Written request: Select all lines in the records that include "title".

Supplied entries:
....................

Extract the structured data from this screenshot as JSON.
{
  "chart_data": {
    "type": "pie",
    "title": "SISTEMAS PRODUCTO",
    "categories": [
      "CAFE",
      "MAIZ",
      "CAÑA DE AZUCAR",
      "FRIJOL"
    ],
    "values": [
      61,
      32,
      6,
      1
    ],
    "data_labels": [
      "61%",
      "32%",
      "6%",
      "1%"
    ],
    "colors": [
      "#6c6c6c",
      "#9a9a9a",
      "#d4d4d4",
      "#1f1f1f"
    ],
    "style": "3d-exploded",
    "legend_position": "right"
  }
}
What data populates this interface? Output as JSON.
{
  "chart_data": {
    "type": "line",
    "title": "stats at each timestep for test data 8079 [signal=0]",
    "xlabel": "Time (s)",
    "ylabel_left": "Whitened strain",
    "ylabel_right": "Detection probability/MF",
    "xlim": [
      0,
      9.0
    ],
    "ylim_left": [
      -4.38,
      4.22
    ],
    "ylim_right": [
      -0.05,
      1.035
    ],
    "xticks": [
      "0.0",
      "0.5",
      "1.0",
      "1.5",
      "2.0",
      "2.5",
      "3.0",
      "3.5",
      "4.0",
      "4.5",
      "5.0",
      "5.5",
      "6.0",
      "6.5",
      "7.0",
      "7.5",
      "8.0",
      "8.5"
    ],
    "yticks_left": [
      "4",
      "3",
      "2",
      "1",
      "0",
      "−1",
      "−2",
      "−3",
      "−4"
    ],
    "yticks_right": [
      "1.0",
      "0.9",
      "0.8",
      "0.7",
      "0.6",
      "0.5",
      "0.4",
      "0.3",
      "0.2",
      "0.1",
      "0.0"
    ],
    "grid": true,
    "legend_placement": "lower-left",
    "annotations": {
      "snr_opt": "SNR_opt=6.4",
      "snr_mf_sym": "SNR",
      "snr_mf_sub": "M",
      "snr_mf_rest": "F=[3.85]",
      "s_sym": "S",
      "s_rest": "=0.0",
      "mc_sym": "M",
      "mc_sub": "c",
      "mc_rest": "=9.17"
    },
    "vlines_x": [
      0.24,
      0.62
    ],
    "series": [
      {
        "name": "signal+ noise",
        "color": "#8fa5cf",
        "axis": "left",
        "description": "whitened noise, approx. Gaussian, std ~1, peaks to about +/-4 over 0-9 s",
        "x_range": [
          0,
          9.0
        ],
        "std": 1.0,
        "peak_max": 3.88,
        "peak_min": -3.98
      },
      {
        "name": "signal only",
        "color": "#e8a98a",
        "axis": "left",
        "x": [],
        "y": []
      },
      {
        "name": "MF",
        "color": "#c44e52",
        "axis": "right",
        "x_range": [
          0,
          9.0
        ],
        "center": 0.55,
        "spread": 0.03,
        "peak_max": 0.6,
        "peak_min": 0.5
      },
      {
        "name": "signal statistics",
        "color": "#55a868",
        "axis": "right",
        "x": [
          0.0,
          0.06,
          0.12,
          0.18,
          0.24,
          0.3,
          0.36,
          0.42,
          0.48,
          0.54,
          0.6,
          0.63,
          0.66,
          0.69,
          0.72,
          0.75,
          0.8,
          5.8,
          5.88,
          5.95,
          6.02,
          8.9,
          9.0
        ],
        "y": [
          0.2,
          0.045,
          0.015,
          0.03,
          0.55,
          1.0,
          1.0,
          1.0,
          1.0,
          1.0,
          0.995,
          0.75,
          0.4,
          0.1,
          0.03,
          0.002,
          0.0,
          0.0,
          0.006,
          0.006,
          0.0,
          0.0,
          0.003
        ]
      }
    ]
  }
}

....................

Completed task:
    "title": "SISTEMAS PRODUCTO",
    "title": "stats at each timestep for test data 8079 [signal=0]",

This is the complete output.